Collection entries:
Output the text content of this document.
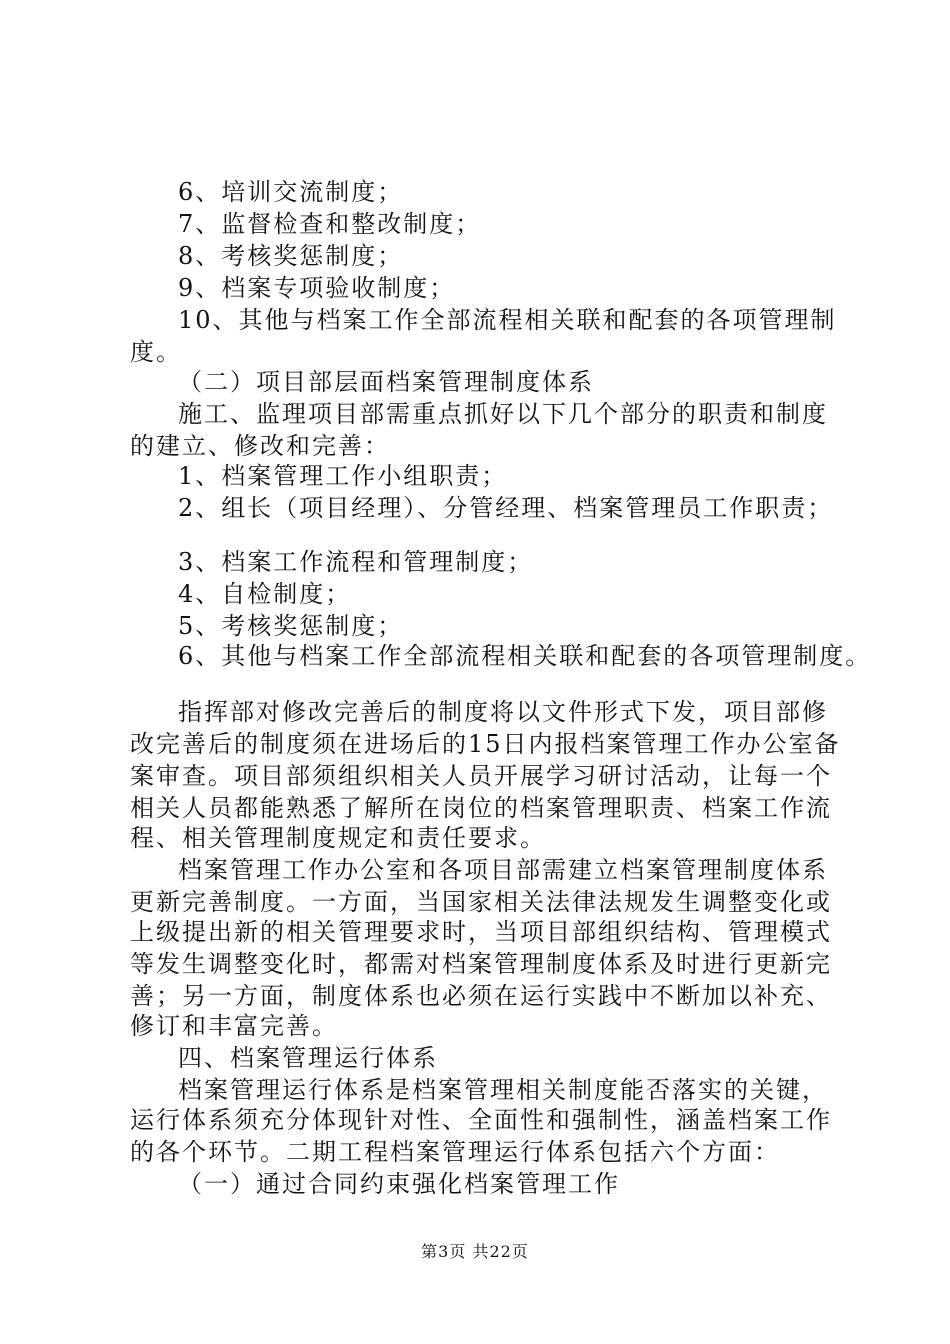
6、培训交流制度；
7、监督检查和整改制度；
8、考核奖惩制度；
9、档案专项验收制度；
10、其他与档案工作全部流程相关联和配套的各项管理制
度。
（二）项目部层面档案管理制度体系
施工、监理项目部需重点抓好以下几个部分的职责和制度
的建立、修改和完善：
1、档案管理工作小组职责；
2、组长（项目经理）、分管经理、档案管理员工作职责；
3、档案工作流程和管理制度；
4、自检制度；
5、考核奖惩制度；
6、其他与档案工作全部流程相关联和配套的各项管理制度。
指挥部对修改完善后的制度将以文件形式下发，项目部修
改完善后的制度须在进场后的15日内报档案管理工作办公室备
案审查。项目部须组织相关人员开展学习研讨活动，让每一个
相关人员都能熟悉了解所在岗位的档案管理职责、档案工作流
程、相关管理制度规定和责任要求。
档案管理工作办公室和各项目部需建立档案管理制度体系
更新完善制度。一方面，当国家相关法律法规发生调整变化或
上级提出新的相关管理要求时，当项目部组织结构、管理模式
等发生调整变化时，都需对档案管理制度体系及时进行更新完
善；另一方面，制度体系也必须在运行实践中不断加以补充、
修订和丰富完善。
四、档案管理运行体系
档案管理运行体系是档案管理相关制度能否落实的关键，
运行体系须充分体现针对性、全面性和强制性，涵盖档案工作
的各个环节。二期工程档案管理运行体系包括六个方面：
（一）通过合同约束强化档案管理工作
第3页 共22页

- _YOUR INSTRUCTIONS_: Skip every picture and transcribe the data above exactly.

- _EXPECTED ANSWER_:
Output the text content of this document.
6、培训交流制度；
7、监督检查和整改制度；
8、考核奖惩制度；
9、档案专项验收制度；
10、其他与档案工作全部流程相关联和配套的各项管理制
度。
（二）项目部层面档案管理制度体系
施工、监理项目部需重点抓好以下几个部分的职责和制度
的建立、修改和完善：
1、档案管理工作小组职责；
2、组长（项目经理）、分管经理、档案管理员工作职责；
3、档案工作流程和管理制度；
4、自检制度；
5、考核奖惩制度；
6、其他与档案工作全部流程相关联和配套的各项管理制度。
指挥部对修改完善后的制度将以文件形式下发，项目部修
改完善后的制度须在进场后的15日内报档案管理工作办公室备
案审查。项目部须组织相关人员开展学习研讨活动，让每一个
相关人员都能熟悉了解所在岗位的档案管理职责、档案工作流
程、相关管理制度规定和责任要求。
档案管理工作办公室和各项目部需建立档案管理制度体系
更新完善制度。一方面，当国家相关法律法规发生调整变化或
上级提出新的相关管理要求时，当项目部组织结构、管理模式
等发生调整变化时，都需对档案管理制度体系及时进行更新完
善；另一方面，制度体系也必须在运行实践中不断加以补充、
修订和丰富完善。
四、档案管理运行体系
档案管理运行体系是档案管理相关制度能否落实的关键，
运行体系须充分体现针对性、全面性和强制性，涵盖档案工作
的各个环节。二期工程档案管理运行体系包括六个方面：
（一）通过合同约束强化档案管理工作
第3页 共22页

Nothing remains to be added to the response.